(Records that describe figures)
## Begin

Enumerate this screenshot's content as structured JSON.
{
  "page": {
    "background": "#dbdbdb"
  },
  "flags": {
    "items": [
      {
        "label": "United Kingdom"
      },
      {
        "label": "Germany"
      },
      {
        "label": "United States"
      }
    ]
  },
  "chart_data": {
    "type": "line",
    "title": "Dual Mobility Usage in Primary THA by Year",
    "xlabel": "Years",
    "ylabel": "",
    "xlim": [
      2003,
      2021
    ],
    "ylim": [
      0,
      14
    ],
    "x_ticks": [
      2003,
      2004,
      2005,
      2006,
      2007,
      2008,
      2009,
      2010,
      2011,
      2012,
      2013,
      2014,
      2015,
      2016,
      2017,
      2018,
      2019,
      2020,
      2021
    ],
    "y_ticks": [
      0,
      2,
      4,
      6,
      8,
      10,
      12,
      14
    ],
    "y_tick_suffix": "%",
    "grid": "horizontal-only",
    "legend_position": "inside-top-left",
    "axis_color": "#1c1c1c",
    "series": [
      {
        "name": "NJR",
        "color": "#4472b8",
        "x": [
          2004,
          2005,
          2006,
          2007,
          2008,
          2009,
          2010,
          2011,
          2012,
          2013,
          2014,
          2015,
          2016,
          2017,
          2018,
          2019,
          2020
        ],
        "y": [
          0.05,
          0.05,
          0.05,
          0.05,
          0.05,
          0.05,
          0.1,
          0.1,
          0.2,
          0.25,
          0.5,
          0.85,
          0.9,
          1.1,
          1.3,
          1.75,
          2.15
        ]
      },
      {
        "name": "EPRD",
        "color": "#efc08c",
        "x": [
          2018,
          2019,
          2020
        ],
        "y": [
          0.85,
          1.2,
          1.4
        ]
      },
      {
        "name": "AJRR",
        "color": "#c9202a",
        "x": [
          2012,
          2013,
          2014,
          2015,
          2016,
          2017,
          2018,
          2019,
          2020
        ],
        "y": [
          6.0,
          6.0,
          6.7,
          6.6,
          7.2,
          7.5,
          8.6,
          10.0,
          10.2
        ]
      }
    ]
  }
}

## End

Return the listing above word for word.

Enumerate this screenshot's content as structured JSON.
{
  "page": {
    "background": "#dbdbdb"
  },
  "flags": {
    "items": [
      {
        "label": "United Kingdom"
      },
      {
        "label": "Germany"
      },
      {
        "label": "United States"
      }
    ]
  },
  "chart_data": {
    "type": "line",
    "title": "Dual Mobility Usage in Primary THA by Year",
    "xlabel": "Years",
    "ylabel": "",
    "xlim": [
      2003,
      2021
    ],
    "ylim": [
      0,
      14
    ],
    "x_ticks": [
      2003,
      2004,
      2005,
      2006,
      2007,
      2008,
      2009,
      2010,
      2011,
      2012,
      2013,
      2014,
      2015,
      2016,
      2017,
      2018,
      2019,
      2020,
      2021
    ],
    "y_ticks": [
      0,
      2,
      4,
      6,
      8,
      10,
      12,
      14
    ],
    "y_tick_suffix": "%",
    "grid": "horizontal-only",
    "legend_position": "inside-top-left",
    "axis_color": "#1c1c1c",
    "series": [
      {
        "name": "NJR",
        "color": "#4472b8",
        "x": [
          2004,
          2005,
          2006,
          2007,
          2008,
          2009,
          2010,
          2011,
          2012,
          2013,
          2014,
          2015,
          2016,
          2017,
          2018,
          2019,
          2020
        ],
        "y": [
          0.05,
          0.05,
          0.05,
          0.05,
          0.05,
          0.05,
          0.1,
          0.1,
          0.2,
          0.25,
          0.5,
          0.85,
          0.9,
          1.1,
          1.3,
          1.75,
          2.15
        ]
      },
      {
        "name": "EPRD",
        "color": "#efc08c",
        "x": [
          2018,
          2019,
          2020
        ],
        "y": [
          0.85,
          1.2,
          1.4
        ]
      },
      {
        "name": "AJRR",
        "color": "#c9202a",
        "x": [
          2012,
          2013,
          2014,
          2015,
          2016,
          2017,
          2018,
          2019,
          2020
        ],
        "y": [
          6.0,
          6.0,
          6.7,
          6.6,
          7.2,
          7.5,
          8.6,
          10.0,
          10.2
        ]
      }
    ]
  }
}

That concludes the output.